→ WHAT THE TASK ASKS
Write out the listing below exactly, and omit any images you find in it.
START ENTRIES SUPPLIED
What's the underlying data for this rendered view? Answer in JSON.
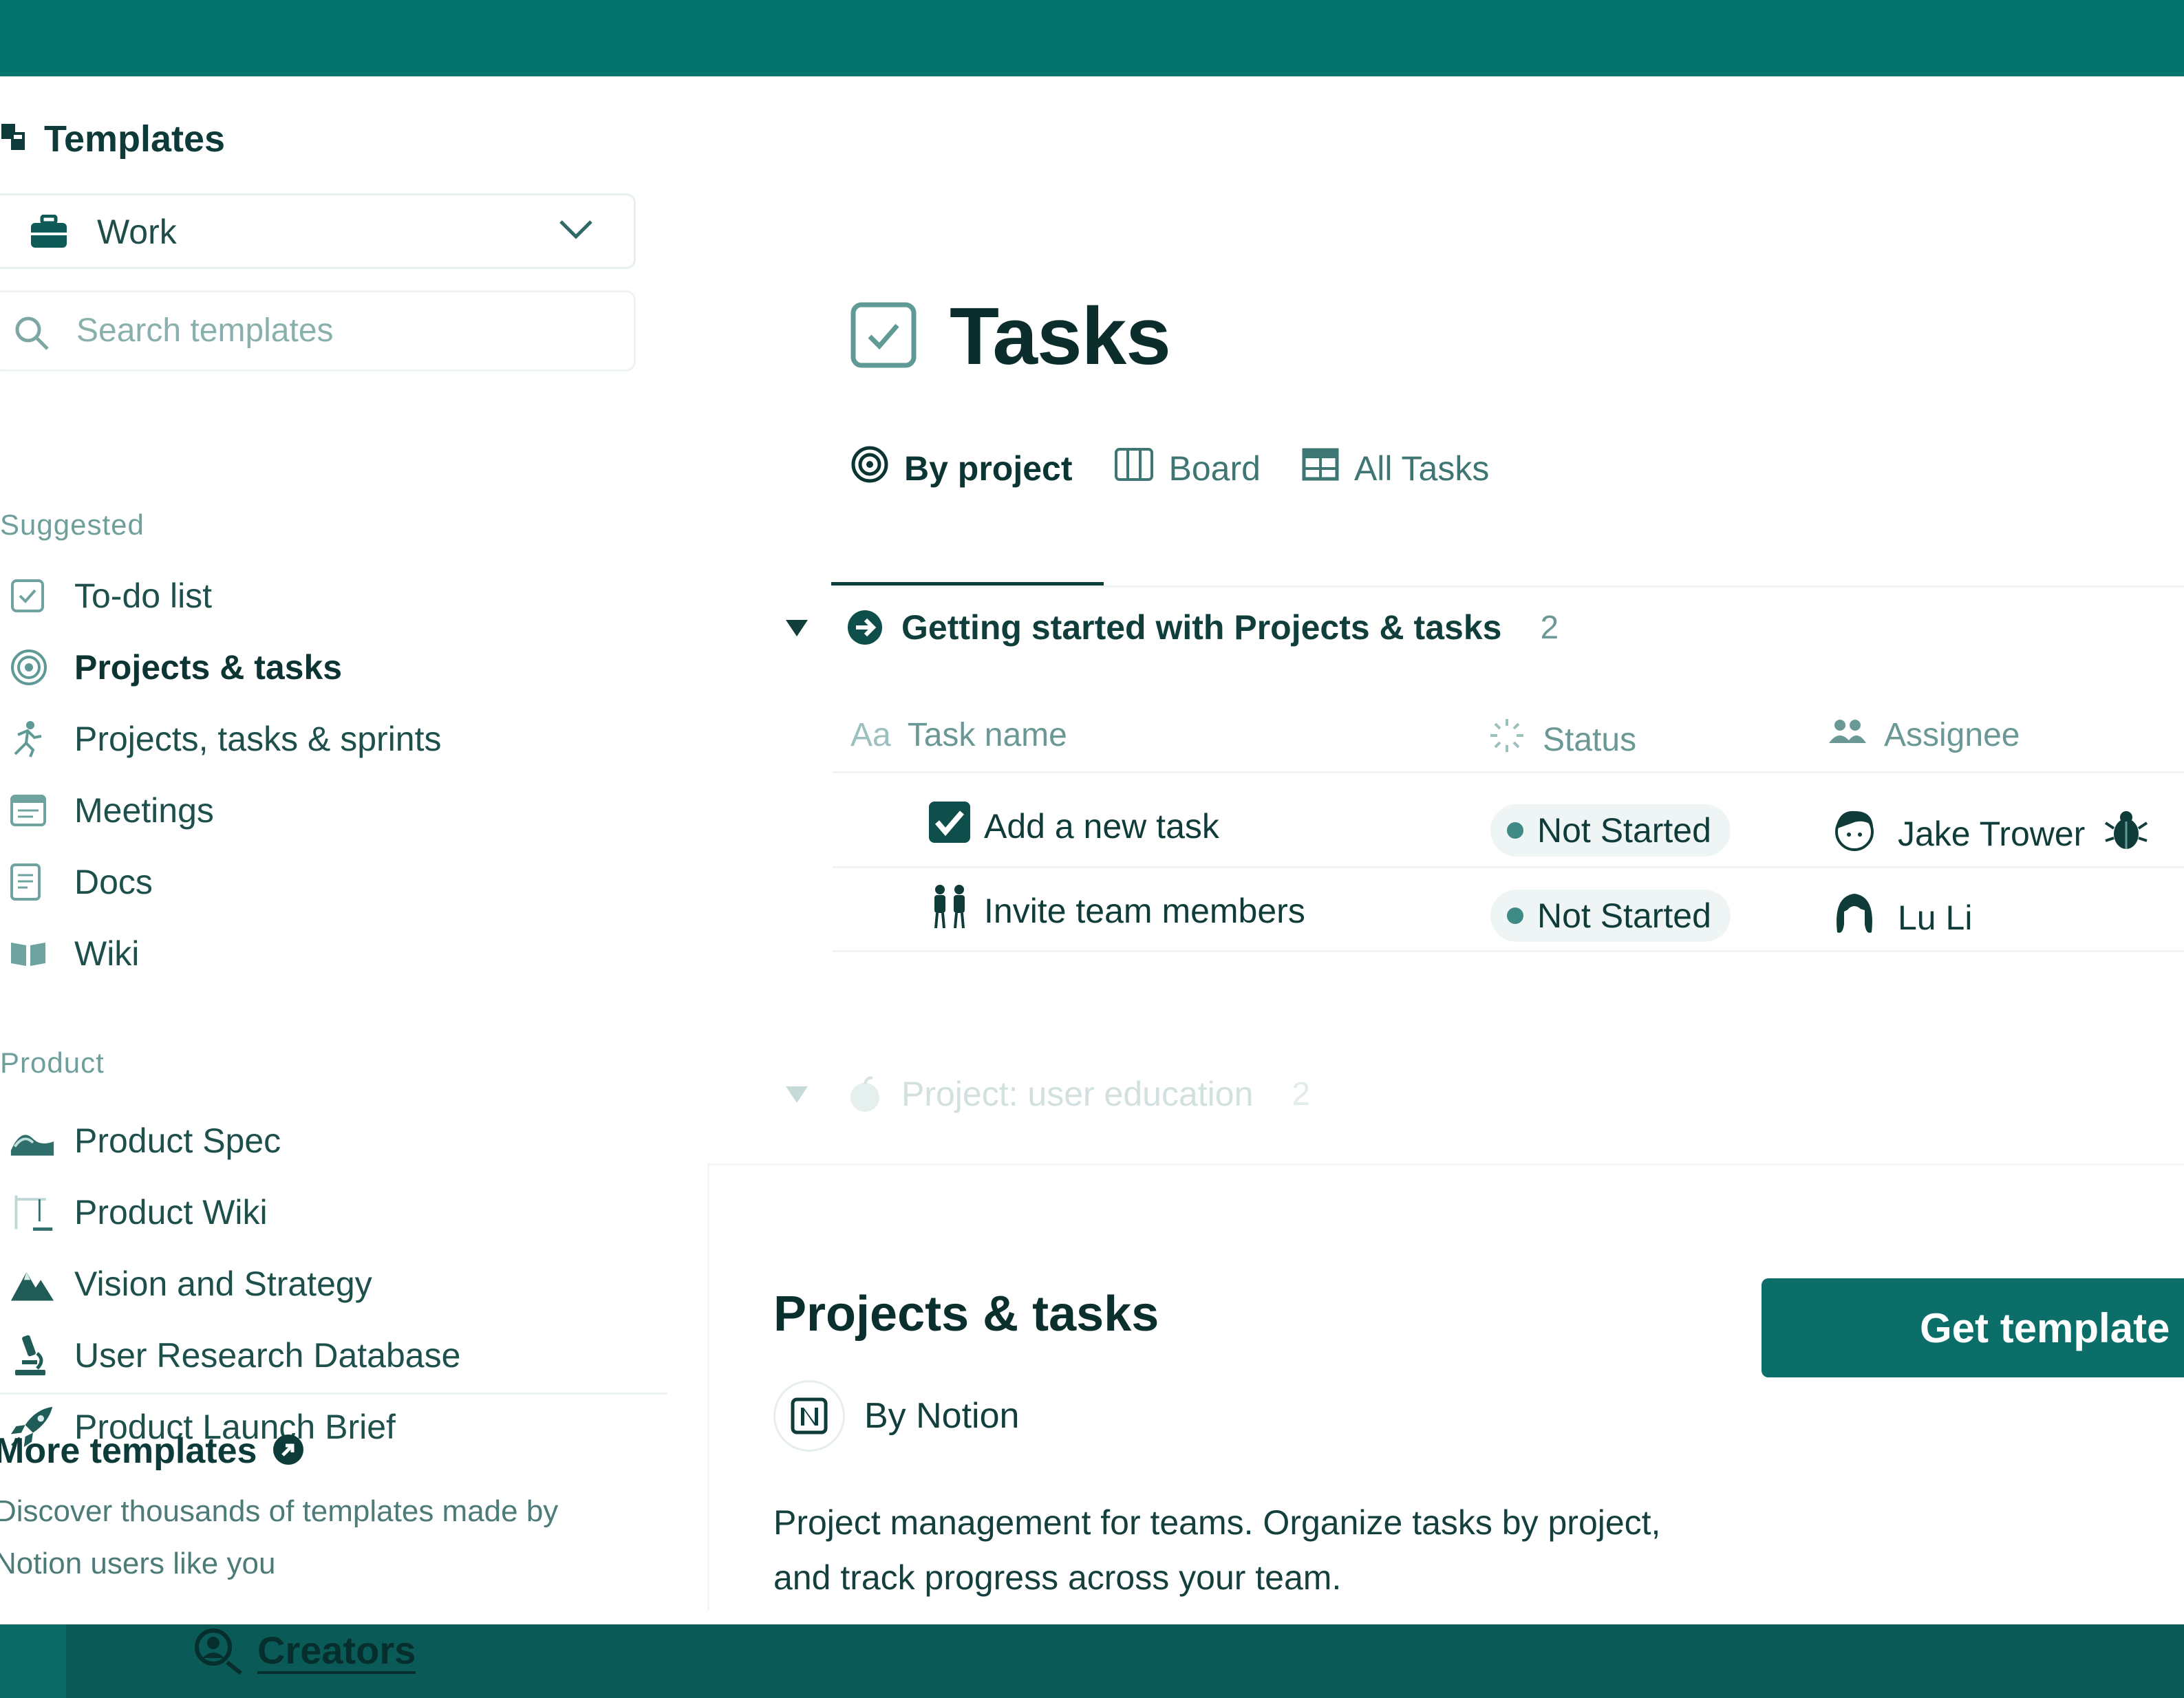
{
  "sidebar": {
    "title": "Templates",
    "category": {
      "value": "Work"
    },
    "search": {
      "placeholder": "Search templates",
      "value": ""
    },
    "suggested": {
      "title": "Suggested",
      "items": [
        {
          "label": "To-do list",
          "icon": "checkbox-icon"
        },
        {
          "label": "Projects & tasks",
          "icon": "target-icon",
          "active": true
        },
        {
          "label": "Projects, tasks & sprints",
          "icon": "runner-icon"
        },
        {
          "label": "Meetings",
          "icon": "meeting-notes-icon"
        },
        {
          "label": "Docs",
          "icon": "document-icon"
        },
        {
          "label": "Wiki",
          "icon": "book-icon"
        }
      ]
    },
    "product": {
      "title": "Product",
      "items": [
        {
          "label": "Product Spec",
          "icon": "wave-icon"
        },
        {
          "label": "Product Wiki",
          "icon": "construction-icon"
        },
        {
          "label": "Vision and Strategy",
          "icon": "mountain-icon"
        },
        {
          "label": "User Research Database",
          "icon": "microscope-icon"
        },
        {
          "label": "Product Launch Brief",
          "icon": "rocket-icon"
        }
      ]
    },
    "more": {
      "title": "More templates",
      "description": "Discover thousands of templates made by Notion users like you"
    }
  },
  "preview": {
    "title": "Tasks",
    "tabs": [
      {
        "label": "By project",
        "icon": "target-icon",
        "active": true
      },
      {
        "label": "Board",
        "icon": "board-icon"
      },
      {
        "label": "All Tasks",
        "icon": "table-icon"
      }
    ],
    "groups": [
      {
        "title": "Getting started with Projects & tasks",
        "count": "2",
        "icon": "arrow-circle-icon"
      },
      {
        "title": "Project: user education",
        "count": "2",
        "icon": "apple-icon"
      }
    ],
    "columns": {
      "name": "Task name",
      "name_prefix": "Aa",
      "status": "Status",
      "assignee": "Assignee"
    },
    "rows": [
      {
        "name": "Add a new task",
        "status": "Not Started",
        "assignee": "Jake Trower"
      },
      {
        "name": "Invite team members",
        "status": "Not Started",
        "assignee": "Lu Li"
      }
    ]
  },
  "info": {
    "title": "Projects & tasks",
    "author": "By Notion",
    "description": "Project management for teams. Organize tasks by project, and track progress across your team.",
    "cta": "Get template"
  },
  "footer": {
    "creators": "Creators"
  },
  "colors": {
    "brand": "#04746f",
    "button": "#0b6e69",
    "text": "#0e3b39",
    "muted": "#6a9894"
  }
}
END ENTRIES SUPPLIED
→ RESULT
What's the underlying data for this rendered view? Answer in JSON.
{
  "sidebar": {
    "title": "Templates",
    "category": {
      "value": "Work"
    },
    "search": {
      "placeholder": "Search templates",
      "value": ""
    },
    "suggested": {
      "title": "Suggested",
      "items": [
        {
          "label": "To-do list",
          "icon": "checkbox-icon"
        },
        {
          "label": "Projects & tasks",
          "icon": "target-icon",
          "active": true
        },
        {
          "label": "Projects, tasks & sprints",
          "icon": "runner-icon"
        },
        {
          "label": "Meetings",
          "icon": "meeting-notes-icon"
        },
        {
          "label": "Docs",
          "icon": "document-icon"
        },
        {
          "label": "Wiki",
          "icon": "book-icon"
        }
      ]
    },
    "product": {
      "title": "Product",
      "items": [
        {
          "label": "Product Spec",
          "icon": "wave-icon"
        },
        {
          "label": "Product Wiki",
          "icon": "construction-icon"
        },
        {
          "label": "Vision and Strategy",
          "icon": "mountain-icon"
        },
        {
          "label": "User Research Database",
          "icon": "microscope-icon"
        },
        {
          "label": "Product Launch Brief",
          "icon": "rocket-icon"
        }
      ]
    },
    "more": {
      "title": "More templates",
      "description": "Discover thousands of templates made by Notion users like you"
    }
  },
  "preview": {
    "title": "Tasks",
    "tabs": [
      {
        "label": "By project",
        "icon": "target-icon",
        "active": true
      },
      {
        "label": "Board",
        "icon": "board-icon"
      },
      {
        "label": "All Tasks",
        "icon": "table-icon"
      }
    ],
    "groups": [
      {
        "title": "Getting started with Projects & tasks",
        "count": "2",
        "icon": "arrow-circle-icon"
      },
      {
        "title": "Project: user education",
        "count": "2",
        "icon": "apple-icon"
      }
    ],
    "columns": {
      "name": "Task name",
      "name_prefix": "Aa",
      "status": "Status",
      "assignee": "Assignee"
    },
    "rows": [
      {
        "name": "Add a new task",
        "status": "Not Started",
        "assignee": "Jake Trower"
      },
      {
        "name": "Invite team members",
        "status": "Not Started",
        "assignee": "Lu Li"
      }
    ]
  },
  "info": {
    "title": "Projects & tasks",
    "author": "By Notion",
    "description": "Project management for teams. Organize tasks by project, and track progress across your team.",
    "cta": "Get template"
  },
  "footer": {
    "creators": "Creators"
  },
  "colors": {
    "brand": "#04746f",
    "button": "#0b6e69",
    "text": "#0e3b39",
    "muted": "#6a9894"
  }
}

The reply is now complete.